*What you are asked to do*. Return only this: the line with "What data populates" and all the lines that follow it below, through the final one, exactly as they are.

(Records that describe figures)
========

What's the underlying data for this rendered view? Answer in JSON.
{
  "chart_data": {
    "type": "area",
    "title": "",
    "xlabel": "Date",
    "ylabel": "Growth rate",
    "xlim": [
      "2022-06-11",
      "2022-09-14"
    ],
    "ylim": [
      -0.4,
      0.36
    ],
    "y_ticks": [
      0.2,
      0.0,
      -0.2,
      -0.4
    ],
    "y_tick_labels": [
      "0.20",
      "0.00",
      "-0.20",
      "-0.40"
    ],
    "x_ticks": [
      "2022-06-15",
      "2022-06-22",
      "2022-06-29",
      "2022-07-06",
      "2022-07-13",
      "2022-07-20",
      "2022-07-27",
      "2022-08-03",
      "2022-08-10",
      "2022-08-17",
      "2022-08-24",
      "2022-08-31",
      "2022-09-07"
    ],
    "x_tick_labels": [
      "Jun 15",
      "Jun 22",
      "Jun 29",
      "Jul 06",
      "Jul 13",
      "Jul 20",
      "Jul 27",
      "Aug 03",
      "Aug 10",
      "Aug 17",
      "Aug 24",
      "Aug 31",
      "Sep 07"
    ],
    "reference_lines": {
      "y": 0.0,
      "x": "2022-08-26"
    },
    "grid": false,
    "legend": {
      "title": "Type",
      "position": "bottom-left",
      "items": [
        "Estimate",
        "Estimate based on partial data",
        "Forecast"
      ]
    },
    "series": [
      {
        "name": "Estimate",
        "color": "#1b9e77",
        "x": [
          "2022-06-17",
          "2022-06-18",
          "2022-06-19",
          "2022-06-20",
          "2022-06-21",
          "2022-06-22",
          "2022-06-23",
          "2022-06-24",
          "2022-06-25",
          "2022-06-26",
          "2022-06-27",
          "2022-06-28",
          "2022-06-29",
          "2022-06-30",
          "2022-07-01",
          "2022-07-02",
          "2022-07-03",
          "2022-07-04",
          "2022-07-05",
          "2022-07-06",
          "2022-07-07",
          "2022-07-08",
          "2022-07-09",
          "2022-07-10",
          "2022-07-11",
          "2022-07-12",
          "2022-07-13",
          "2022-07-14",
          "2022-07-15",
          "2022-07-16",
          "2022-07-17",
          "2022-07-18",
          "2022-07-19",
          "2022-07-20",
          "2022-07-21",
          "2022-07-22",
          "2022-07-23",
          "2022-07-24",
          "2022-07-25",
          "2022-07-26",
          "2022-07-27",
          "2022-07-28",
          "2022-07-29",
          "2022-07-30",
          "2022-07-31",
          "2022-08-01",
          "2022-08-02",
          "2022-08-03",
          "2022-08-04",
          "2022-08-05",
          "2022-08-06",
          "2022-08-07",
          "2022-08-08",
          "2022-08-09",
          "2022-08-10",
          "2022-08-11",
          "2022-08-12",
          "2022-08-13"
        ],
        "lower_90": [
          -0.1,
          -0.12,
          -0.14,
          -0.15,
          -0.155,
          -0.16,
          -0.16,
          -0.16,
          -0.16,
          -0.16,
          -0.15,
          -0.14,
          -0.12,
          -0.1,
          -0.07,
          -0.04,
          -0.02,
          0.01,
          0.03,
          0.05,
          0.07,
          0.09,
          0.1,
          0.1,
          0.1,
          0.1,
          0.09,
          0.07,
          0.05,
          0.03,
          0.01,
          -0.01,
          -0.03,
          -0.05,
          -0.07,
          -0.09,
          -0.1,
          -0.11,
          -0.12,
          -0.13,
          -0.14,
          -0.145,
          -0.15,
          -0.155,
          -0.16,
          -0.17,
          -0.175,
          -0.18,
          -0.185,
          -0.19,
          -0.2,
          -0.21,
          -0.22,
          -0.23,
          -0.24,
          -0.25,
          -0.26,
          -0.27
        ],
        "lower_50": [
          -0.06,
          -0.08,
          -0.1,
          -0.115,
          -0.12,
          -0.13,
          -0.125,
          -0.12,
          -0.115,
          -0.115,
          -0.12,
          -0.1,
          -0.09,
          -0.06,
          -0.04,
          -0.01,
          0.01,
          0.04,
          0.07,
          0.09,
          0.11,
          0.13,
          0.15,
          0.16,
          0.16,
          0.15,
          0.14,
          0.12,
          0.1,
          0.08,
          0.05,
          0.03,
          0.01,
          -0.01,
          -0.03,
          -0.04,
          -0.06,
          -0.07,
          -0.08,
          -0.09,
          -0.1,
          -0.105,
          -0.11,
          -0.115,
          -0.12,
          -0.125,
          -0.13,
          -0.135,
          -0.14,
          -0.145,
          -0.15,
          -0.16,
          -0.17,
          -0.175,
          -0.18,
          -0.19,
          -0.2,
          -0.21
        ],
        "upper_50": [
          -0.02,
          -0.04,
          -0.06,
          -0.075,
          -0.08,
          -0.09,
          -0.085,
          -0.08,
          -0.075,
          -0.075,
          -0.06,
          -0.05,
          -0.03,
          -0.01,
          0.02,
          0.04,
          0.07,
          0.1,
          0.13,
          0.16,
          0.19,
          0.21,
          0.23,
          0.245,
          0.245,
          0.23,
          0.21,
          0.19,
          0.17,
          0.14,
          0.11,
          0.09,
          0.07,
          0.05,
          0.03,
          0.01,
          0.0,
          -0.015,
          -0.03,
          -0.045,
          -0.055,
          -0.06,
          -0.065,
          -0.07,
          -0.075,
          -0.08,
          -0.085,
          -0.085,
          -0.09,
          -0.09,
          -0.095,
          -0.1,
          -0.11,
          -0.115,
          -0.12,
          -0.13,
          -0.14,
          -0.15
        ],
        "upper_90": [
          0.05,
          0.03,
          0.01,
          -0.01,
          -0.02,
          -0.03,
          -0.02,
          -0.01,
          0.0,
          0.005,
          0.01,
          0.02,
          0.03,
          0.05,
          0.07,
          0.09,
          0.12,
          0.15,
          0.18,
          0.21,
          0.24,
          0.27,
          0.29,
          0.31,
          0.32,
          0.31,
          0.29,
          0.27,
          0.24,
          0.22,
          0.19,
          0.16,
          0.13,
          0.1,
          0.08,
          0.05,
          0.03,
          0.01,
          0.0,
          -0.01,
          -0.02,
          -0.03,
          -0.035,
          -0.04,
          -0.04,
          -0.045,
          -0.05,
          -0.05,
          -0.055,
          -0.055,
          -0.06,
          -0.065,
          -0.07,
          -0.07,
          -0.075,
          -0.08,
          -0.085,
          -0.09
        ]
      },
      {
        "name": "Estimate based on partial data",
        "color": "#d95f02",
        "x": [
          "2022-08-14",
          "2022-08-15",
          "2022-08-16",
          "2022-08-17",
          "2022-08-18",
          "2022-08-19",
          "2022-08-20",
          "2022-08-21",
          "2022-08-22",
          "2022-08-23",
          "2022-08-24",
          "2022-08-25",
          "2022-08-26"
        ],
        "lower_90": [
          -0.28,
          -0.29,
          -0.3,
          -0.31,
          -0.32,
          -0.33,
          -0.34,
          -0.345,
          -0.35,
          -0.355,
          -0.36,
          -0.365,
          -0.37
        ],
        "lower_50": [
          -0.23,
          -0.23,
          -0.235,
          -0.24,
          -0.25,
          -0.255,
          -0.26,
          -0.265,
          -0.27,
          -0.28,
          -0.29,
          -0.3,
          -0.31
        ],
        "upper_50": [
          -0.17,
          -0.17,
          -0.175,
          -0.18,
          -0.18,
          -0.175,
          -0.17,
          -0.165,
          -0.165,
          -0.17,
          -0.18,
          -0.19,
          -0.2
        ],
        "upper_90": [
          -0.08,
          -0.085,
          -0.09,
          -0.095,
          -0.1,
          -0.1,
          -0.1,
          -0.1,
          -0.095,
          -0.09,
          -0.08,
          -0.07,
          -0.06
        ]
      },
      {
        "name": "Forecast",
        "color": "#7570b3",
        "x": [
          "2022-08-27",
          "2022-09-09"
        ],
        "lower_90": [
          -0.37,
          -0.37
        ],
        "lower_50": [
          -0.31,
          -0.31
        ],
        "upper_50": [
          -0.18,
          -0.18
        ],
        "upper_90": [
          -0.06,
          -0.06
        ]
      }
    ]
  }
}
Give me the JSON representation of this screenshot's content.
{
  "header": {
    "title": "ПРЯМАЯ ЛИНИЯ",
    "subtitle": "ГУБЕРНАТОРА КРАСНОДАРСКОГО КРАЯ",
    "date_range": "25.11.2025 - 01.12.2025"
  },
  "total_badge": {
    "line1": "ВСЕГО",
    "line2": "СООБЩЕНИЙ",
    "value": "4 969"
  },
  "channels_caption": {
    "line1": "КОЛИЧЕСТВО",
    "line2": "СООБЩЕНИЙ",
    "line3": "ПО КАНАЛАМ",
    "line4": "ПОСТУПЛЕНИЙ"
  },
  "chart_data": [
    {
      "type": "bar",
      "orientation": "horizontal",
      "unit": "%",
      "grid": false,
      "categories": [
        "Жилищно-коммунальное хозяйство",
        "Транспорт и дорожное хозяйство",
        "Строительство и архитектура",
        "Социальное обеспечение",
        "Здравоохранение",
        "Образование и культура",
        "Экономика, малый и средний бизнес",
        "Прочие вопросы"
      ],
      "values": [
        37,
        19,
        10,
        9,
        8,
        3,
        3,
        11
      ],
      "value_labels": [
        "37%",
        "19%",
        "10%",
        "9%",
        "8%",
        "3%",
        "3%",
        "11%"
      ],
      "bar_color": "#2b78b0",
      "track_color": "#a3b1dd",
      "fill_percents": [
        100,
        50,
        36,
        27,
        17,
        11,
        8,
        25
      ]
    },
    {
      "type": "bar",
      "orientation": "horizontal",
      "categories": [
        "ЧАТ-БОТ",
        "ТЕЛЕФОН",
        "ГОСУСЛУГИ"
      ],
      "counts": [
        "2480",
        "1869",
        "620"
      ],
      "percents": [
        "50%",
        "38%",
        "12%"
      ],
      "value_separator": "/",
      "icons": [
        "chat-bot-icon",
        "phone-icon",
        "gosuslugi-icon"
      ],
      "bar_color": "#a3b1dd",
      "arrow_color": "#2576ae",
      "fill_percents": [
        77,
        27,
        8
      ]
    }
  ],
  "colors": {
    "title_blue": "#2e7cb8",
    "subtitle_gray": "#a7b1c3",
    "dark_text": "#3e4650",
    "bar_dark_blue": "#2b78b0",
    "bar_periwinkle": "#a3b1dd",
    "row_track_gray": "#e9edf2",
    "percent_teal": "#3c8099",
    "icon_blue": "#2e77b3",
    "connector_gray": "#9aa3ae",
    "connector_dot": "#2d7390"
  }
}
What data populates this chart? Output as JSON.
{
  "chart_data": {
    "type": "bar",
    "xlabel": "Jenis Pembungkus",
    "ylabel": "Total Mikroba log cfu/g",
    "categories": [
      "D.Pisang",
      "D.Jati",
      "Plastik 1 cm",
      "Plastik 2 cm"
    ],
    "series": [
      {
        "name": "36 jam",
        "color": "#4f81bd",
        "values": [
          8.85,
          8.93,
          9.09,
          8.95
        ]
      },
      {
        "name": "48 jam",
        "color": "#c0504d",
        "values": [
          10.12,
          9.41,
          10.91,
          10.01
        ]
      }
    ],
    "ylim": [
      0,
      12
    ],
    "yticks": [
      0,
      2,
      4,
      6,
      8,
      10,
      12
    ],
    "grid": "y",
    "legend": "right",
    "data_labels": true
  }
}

========

*Output*.
What data populates this chart? Output as JSON.
{
  "chart_data": {
    "type": "bar",
    "xlabel": "Jenis Pembungkus",
    "ylabel": "Total Mikroba log cfu/g",
    "categories": [
      "D.Pisang",
      "D.Jati",
      "Plastik 1 cm",
      "Plastik 2 cm"
    ],
    "series": [
      {
        "name": "36 jam",
        "color": "#4f81bd",
        "values": [
          8.85,
          8.93,
          9.09,
          8.95
        ]
      },
      {
        "name": "48 jam",
        "color": "#c0504d",
        "values": [
          10.12,
          9.41,
          10.91,
          10.01
        ]
      }
    ],
    "ylim": [
      0,
      12
    ],
    "yticks": [
      0,
      2,
      4,
      6,
      8,
      10,
      12
    ],
    "grid": "y",
    "legend": "right",
    "data_labels": true
  }
}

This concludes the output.